[Stated goal]:
Gather every line of the entries that includes the word "color".

═══

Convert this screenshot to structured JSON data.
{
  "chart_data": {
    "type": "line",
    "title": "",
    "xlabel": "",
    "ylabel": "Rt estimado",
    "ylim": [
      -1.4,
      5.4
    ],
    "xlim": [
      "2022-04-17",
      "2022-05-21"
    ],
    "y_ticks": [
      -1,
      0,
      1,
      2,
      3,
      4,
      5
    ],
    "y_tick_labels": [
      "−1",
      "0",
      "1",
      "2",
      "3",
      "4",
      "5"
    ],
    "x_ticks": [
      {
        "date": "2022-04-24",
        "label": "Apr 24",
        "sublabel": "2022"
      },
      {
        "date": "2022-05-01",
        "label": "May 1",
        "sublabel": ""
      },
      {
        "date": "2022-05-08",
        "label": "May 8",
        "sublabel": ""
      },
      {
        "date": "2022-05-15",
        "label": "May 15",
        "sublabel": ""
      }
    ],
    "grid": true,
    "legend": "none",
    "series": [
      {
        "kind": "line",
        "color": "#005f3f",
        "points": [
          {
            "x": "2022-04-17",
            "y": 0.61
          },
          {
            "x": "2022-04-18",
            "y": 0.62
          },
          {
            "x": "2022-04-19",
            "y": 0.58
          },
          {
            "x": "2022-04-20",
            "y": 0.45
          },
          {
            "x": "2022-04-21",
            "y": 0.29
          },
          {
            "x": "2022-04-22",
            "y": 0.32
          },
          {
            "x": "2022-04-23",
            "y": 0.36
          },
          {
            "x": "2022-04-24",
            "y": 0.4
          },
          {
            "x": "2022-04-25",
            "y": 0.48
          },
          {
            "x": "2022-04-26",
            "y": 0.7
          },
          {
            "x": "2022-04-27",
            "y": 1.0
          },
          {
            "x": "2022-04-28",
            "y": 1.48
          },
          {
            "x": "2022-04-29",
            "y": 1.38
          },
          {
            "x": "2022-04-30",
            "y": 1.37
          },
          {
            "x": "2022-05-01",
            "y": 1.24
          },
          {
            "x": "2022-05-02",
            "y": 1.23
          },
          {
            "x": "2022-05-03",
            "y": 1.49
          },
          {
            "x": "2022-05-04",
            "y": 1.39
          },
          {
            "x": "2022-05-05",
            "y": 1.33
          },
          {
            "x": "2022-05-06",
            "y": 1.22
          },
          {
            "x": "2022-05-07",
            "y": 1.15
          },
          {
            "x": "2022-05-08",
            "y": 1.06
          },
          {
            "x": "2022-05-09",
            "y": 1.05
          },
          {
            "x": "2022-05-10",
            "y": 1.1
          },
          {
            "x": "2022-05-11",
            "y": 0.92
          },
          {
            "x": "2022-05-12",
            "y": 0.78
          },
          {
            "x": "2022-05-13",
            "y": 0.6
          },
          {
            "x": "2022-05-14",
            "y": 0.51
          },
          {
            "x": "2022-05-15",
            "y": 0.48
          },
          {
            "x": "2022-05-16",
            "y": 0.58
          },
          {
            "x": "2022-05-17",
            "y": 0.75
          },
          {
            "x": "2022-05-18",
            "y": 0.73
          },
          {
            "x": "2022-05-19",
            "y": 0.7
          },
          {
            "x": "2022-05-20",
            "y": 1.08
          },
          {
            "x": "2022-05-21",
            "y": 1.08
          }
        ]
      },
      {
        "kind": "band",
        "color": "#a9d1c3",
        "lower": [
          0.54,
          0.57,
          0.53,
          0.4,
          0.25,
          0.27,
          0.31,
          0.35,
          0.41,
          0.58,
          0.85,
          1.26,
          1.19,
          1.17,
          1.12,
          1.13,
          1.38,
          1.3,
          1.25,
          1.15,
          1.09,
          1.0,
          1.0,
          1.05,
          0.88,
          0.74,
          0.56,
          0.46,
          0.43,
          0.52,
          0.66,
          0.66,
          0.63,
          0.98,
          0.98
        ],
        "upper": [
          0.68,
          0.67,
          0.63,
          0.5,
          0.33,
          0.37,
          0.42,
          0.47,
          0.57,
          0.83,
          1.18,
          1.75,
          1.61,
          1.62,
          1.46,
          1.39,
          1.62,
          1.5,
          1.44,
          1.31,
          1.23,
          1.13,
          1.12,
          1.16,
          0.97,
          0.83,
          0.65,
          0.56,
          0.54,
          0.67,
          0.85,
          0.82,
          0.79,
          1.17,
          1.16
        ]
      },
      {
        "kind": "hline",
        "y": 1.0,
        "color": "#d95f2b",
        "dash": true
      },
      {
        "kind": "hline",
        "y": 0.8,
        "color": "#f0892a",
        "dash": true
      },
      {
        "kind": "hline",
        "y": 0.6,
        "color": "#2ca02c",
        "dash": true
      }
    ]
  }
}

═══

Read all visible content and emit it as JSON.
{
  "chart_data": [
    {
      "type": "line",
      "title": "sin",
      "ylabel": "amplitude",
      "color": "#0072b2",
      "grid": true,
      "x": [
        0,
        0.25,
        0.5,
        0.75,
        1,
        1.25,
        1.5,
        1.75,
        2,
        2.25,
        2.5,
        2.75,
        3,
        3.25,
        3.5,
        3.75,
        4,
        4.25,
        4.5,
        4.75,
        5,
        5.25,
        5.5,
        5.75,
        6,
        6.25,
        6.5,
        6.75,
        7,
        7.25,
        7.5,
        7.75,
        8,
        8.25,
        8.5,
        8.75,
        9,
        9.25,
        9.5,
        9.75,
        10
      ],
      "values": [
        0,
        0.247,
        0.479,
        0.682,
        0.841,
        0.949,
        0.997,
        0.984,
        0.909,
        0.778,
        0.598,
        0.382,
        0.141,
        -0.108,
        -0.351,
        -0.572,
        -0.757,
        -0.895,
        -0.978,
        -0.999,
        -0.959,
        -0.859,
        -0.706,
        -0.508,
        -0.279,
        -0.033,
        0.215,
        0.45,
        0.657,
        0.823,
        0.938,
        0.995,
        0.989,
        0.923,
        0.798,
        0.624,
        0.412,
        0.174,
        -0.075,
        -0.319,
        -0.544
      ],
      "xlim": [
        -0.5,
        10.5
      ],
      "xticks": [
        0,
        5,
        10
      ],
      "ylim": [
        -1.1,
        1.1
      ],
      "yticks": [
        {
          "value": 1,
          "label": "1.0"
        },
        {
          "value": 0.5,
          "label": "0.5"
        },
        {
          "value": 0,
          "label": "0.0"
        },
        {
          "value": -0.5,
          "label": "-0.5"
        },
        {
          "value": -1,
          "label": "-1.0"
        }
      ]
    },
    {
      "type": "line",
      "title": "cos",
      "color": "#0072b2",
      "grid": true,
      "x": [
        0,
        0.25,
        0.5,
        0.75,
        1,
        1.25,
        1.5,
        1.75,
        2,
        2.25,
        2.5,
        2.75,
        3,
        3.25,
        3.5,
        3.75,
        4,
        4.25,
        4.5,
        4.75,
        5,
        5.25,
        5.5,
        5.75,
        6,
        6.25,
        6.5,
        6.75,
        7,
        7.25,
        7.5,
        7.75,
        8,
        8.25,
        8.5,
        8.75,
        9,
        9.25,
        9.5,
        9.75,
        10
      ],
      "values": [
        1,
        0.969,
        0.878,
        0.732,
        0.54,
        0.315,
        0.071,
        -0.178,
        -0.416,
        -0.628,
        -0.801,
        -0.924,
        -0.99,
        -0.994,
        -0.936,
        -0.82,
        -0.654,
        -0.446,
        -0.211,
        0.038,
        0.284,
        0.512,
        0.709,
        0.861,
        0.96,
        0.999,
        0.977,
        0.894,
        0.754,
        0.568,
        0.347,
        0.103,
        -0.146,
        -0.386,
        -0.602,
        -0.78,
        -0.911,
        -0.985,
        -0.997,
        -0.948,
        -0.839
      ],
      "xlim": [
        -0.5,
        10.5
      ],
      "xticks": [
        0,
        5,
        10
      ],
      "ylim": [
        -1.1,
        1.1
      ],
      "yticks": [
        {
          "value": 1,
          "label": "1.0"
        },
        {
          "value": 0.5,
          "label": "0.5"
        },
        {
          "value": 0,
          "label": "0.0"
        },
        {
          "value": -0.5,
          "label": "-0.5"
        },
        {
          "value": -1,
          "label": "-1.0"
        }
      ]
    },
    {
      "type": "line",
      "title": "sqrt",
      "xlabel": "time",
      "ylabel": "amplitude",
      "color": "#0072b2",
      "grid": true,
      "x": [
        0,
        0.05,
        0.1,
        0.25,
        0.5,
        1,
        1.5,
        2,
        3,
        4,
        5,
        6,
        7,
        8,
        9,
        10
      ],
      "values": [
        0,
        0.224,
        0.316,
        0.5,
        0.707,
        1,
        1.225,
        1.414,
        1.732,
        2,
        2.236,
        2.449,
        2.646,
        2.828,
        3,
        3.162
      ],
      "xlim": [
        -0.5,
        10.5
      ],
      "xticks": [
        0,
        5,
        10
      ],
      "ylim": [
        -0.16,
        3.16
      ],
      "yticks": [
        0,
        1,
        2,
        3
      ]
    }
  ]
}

═══

[Solution to this task]:
        "color": "#005f3f",
        "color": "#a9d1c3",
        "color": "#d95f2b",
        "color": "#f0892a",
        "color": "#2ca02c",
      "color": "#0072b2",
      "color": "#0072b2",
      "color": "#0072b2",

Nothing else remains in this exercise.